● VORLIEGENDER TEXT
Die privaten Kliniken Marie Stopes und BPAS führen im Auftrag des National Health Service (NHS), des nationalen Gesundheitssystems von England, Schwangerschaftsabbrüche durch. In Schottland und Wales zahlt das NHS die Abtreibungen und führt sie auch aus. Weil Irinnen keinen Zugang zum NHS haben, müssen sie nach England gehen. Aber: Marie Stopes und BPAS sind Spezialkliniken, keine Krankenhäuser. Daher können sie im Falle eines medizinischen Notfalls die Abtreibungen nicht durchführen. „Es gibt nur ein einziges Krankenhaus in England, das private Schwangerschaftsabbrüche vornimmt – und die machen es nur bis zur zwölften Woche“, sagt Clarke mit ernstem Gesicht.

● AUFGELISTETE EINTRÄGE
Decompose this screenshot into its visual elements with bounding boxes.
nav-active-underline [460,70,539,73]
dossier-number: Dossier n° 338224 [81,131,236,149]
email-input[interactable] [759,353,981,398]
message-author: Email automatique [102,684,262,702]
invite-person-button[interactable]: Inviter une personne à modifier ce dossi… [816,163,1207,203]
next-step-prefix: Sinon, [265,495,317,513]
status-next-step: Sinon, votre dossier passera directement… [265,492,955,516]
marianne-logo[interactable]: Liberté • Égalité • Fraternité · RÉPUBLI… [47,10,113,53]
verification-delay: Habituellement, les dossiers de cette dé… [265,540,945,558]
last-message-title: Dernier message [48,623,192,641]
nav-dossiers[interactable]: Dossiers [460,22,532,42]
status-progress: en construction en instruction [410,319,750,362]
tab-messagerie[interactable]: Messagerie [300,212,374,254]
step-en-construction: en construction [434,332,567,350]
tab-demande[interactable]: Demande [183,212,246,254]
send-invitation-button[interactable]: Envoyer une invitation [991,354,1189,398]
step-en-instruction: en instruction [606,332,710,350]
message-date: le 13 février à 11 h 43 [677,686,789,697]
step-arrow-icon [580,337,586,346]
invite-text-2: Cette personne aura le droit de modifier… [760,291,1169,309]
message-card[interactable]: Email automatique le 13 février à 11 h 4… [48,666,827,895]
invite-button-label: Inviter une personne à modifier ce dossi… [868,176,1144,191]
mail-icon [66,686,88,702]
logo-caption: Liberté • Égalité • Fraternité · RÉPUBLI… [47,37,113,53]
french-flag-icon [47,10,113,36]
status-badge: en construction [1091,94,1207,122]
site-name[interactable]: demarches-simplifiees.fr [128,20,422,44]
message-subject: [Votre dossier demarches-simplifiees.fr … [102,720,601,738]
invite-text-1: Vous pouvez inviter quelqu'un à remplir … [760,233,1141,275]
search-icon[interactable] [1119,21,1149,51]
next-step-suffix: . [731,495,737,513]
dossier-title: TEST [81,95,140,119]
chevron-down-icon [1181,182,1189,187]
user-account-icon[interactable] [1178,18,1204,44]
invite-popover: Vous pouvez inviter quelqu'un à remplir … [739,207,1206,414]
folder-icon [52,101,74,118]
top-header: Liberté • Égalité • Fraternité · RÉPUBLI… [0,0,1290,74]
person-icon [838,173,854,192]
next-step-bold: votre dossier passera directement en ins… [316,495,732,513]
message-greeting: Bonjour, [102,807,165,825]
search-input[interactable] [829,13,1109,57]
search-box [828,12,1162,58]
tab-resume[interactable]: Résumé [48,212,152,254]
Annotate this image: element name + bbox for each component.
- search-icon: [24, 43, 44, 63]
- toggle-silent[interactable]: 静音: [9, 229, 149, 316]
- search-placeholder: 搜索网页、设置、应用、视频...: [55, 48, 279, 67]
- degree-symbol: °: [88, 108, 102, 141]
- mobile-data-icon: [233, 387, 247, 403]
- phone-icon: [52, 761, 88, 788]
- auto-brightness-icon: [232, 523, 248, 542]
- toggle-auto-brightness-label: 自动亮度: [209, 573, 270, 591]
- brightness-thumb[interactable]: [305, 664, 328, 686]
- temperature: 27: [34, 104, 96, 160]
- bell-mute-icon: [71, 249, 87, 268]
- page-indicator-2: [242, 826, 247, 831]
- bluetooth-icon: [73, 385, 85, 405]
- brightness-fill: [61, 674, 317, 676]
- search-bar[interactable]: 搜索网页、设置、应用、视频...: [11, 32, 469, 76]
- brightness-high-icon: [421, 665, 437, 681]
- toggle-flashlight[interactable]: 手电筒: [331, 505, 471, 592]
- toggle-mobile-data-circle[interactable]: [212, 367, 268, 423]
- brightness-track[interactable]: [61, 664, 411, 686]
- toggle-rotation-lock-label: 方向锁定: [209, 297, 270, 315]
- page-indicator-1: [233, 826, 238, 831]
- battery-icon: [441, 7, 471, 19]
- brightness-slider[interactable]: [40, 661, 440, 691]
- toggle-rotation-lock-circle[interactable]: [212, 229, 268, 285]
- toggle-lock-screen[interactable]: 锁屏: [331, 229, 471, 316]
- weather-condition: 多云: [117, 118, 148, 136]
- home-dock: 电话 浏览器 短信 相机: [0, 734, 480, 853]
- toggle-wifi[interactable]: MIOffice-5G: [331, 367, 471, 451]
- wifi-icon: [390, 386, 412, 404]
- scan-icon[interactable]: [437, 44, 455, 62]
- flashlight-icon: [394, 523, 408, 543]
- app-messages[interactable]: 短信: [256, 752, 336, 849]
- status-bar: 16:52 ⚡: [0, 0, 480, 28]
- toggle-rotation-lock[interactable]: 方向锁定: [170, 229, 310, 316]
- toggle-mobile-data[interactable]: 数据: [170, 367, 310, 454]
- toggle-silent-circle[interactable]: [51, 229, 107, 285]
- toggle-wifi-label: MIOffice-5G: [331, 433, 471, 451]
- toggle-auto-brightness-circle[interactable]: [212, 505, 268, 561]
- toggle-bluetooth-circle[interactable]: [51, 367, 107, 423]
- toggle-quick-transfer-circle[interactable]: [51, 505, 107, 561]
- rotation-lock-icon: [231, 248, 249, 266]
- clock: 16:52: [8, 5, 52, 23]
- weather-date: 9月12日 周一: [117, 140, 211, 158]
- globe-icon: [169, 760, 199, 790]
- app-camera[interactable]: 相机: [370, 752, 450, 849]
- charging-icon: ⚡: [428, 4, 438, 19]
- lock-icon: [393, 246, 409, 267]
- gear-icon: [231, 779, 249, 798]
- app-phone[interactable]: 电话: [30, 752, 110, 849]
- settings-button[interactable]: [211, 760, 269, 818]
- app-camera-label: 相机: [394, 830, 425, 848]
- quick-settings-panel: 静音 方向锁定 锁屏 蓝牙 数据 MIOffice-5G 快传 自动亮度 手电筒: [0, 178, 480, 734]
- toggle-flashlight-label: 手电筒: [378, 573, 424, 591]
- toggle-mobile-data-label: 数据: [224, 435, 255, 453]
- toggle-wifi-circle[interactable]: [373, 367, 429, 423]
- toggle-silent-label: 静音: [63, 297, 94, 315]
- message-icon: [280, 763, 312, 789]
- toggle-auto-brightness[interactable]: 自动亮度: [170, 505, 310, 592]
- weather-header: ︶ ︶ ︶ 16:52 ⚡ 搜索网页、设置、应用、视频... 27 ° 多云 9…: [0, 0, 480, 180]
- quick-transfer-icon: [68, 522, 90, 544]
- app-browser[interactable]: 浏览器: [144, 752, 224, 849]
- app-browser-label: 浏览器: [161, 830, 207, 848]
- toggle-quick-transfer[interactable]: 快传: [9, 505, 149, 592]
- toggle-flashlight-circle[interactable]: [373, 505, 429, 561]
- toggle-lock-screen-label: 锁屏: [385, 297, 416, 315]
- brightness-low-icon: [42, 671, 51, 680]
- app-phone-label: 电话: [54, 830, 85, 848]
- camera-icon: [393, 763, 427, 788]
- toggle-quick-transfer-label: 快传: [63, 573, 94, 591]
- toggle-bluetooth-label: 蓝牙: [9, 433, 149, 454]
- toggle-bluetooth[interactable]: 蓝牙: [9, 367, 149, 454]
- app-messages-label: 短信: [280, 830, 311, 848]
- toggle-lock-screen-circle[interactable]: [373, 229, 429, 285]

● AUFGABE A
Stimmen die folgenden Aussagen mit dem Text über Schwangerschaftsabbrüche in England überein? Beantworten Sie jede mit Ja oder Nein und belegen Sie die Antwort mit einem wörtlichen Zitat der entscheidenden Stelle: (i) In Schottland und Wales bezahlt das NHS Abtreibungen und nimmt sie auch selbst vor. (ii) Marie Stopes und BPAS sind Krankenhäuser. (iii) Das einzige Krankenhaus in England, das private Schwangerschaftsabbrüche vornimmt, führt sie nur bis zur zwölften Woche durch.
● AUFGABE B
Setzen Sie den Text über Schwangerschaftsabbrüche in England im Anschluss an seinen letzten Satz fort.
Die Auflistung steht in keinem Zusammenhang mit dem Text.

● LÖSUNG A
(i) Ja: „In Schottland und Wales zahlt das NHS die Abtreibungen und führt sie auch aus.“
(ii) Nein: „Marie Stopes und BPAS sind Spezialkliniken, keine Krankenhäuser.“
(iii) Ja: „und die machen es nur bis zur zwölften Woche“

● LÖSUNG B
Später, als sie auf der Bühne sitzt, kommentiert sie: „Wir müssen lachen, denn wenn wir das nicht täten, würden wir weinen.“ Mit einer Mitstreiterin spricht sie im Nebenraum des Cafés über ihre Arbeit. An der Wand hinter Clarke hängt ein schwarzes T-Shirt. Darauf: ein Uterus, aus dem eine Hand wächst, die einen Stinkefinger zeigt. „Ich wünschte, unsere Klientinnen würde ihre ungeplanten Schwangerschaften besser planen“, sagt sie, bitterböse grinsend. Alle im Raum lachen. Aktivistinnen aus Berlin, die sich für den Zugang zu Schwangerschaftsabbrüchen einsetzen, haben Clarke eingeladen. Einige von ihnen sind Teil des "What the Fuck"-Bündnisses, das am 16. September in Berlin gegen den „Marsch für das Leben“ demonstrierte. Bei dem von selbsternannten Lebensschützern organisierten Marsch forderten christlich-fundamentalistische und rechtsnationale Gruppen das Verbot von Schwangerschaftsabbrüchen.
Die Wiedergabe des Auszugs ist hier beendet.